§ Supplied material:

----

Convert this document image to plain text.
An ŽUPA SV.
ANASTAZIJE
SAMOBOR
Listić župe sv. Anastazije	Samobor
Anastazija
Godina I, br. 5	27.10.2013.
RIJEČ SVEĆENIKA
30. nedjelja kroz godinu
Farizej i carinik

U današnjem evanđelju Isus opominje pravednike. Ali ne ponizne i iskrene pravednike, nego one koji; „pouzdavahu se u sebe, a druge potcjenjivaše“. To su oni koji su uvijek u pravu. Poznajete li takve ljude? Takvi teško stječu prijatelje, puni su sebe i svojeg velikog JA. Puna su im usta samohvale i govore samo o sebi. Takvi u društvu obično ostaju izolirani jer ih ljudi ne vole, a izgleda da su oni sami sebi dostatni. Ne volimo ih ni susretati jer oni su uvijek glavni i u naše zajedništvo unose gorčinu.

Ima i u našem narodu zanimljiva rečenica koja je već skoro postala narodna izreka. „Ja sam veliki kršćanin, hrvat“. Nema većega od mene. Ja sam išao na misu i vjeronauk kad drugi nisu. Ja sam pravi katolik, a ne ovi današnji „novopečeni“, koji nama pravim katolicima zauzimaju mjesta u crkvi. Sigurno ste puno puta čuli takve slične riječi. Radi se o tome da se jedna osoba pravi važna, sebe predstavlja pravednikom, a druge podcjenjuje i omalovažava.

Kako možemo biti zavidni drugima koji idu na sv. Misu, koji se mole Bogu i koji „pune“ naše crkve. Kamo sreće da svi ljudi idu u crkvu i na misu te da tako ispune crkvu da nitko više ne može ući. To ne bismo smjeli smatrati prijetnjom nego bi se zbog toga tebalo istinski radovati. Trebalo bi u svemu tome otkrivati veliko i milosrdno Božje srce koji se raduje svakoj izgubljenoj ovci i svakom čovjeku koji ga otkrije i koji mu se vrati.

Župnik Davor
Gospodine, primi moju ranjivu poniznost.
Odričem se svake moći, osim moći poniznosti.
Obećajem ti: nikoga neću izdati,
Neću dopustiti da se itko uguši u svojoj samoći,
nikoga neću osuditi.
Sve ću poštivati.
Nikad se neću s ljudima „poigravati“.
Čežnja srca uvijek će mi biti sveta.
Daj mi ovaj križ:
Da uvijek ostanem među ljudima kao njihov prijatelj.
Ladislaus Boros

----

§ Instructions to follow: Return each line with "sebe".

§ Response to the task:
U današnjem evanđelju Isus opominje pravednike. Ali ne ponizne i iskrene pravednike, nego one koji; „pouzdavahu se u sebe, a druge potcjenjivaše“. To su oni koji su uvijek u pravu. Poznajete li takve ljude? Takvi teško stječu prijatelje, puni su sebe i svojeg velikog JA. Puna su im usta samohvale i govore samo o sebi. Takvi u društvu obično ostaju izolirani jer ih ljudi ne vole, a izgleda da su oni sami sebi dostatni. Ne volimo ih ni susretati jer oni su uvijek glavni i u naše zajedništvo unose gorčinu.
Ima i u našem narodu zanimljiva rečenica koja je već skoro postala narodna izreka. „Ja sam veliki kršćanin, hrvat“. Nema većega od mene. Ja sam išao na misu i vjeronauk kad drugi nisu. Ja sam pravi katolik, a ne ovi današnji „novopečeni“, koji nama pravim katolicima zauzimaju mjesta u crkvi. Sigurno ste puno puta čuli takve slične riječi. Radi se o tome da se jedna osoba pravi važna, sebe predstavlja pravednikom, a druge podcjenjuje i omalovažava.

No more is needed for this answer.